** START Entries supplied **

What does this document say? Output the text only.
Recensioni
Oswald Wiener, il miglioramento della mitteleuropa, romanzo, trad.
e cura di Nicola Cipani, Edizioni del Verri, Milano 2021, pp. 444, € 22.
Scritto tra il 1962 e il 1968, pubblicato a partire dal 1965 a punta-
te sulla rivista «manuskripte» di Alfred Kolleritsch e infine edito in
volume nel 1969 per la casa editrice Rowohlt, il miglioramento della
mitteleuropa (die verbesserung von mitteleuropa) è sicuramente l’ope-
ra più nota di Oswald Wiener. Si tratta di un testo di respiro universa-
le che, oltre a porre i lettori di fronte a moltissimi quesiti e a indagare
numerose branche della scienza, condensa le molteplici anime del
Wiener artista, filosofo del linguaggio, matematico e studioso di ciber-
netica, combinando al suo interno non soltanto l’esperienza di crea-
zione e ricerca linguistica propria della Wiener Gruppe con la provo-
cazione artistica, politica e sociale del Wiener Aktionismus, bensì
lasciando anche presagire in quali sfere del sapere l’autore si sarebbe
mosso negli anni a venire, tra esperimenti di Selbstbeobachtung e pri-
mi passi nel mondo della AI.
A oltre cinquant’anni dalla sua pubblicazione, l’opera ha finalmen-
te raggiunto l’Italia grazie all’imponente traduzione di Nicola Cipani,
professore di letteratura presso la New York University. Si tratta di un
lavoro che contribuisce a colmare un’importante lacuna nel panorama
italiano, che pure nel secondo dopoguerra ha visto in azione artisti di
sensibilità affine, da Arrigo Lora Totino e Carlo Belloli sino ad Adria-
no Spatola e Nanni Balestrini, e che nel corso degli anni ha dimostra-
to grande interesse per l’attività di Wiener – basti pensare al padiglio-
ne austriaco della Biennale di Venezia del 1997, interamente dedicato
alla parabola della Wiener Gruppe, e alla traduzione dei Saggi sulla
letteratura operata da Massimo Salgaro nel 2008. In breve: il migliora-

** END Entries supplied **
** START Entries supplied **

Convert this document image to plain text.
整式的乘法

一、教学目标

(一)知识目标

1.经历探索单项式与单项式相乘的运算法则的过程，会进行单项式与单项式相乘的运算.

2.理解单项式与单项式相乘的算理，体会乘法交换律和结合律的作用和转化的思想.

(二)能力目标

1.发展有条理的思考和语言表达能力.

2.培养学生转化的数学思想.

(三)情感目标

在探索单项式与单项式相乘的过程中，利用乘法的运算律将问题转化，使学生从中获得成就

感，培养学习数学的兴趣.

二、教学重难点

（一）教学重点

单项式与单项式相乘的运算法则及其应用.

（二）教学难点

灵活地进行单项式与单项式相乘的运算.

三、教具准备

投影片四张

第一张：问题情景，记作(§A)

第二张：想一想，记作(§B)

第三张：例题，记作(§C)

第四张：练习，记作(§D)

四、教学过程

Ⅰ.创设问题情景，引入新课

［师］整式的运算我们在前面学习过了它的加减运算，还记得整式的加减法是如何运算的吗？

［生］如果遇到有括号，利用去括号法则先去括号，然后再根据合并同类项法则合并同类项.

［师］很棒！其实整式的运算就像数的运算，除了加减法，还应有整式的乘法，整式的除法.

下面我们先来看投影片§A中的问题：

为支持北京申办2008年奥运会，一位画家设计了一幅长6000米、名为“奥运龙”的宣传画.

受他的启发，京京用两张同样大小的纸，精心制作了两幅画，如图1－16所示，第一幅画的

** END Entries supplied **
** START Entries supplied **

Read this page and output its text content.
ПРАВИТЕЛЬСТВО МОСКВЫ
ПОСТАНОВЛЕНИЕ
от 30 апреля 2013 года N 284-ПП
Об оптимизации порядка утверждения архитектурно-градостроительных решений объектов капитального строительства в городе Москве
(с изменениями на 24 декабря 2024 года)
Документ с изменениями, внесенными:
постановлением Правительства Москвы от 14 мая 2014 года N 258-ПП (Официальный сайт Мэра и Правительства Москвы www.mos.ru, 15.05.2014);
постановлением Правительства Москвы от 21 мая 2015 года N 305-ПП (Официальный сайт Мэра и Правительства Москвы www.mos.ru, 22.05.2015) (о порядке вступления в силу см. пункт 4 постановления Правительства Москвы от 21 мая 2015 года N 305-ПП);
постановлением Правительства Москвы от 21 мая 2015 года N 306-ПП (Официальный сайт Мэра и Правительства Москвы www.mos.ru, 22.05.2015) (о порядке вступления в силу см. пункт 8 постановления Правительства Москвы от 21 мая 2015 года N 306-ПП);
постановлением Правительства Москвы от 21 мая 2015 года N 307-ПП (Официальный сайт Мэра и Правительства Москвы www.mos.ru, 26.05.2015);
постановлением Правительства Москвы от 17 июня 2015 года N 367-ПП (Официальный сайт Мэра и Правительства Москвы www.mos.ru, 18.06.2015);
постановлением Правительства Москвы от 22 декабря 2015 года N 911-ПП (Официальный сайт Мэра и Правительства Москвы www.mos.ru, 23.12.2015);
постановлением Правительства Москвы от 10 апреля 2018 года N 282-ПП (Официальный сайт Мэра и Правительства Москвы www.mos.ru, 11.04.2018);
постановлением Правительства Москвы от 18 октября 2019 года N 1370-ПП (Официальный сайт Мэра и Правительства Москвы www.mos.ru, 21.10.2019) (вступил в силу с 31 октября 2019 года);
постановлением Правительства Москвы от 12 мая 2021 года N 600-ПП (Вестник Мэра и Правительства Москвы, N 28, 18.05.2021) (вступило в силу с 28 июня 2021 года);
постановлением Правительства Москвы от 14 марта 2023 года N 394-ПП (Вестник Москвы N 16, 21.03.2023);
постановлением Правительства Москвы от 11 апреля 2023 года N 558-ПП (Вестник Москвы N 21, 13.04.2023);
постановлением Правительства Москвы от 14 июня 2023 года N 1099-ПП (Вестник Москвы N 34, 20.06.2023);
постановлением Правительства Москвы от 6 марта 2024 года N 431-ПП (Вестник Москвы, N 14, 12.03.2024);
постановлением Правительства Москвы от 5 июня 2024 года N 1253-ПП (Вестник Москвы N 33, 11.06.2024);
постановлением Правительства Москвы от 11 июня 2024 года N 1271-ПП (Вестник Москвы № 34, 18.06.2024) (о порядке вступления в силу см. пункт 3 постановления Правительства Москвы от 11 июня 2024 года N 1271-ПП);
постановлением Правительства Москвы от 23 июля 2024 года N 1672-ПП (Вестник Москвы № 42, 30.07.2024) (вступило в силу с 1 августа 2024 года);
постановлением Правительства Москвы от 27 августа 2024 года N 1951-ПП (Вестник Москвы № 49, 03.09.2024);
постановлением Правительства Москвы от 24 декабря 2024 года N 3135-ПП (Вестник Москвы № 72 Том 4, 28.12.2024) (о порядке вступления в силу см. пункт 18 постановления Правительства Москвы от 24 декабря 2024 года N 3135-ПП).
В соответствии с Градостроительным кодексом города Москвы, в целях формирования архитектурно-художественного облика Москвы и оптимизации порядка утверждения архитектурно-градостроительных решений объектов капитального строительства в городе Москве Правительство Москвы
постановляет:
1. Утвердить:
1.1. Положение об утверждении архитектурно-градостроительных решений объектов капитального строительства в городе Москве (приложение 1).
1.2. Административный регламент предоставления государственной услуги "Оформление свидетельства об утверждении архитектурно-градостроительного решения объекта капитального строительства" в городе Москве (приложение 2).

** END Entries supplied **

Aim = Work out how many lines of the data hold the string "oltre". Reply with that number alone.

Completed task = 2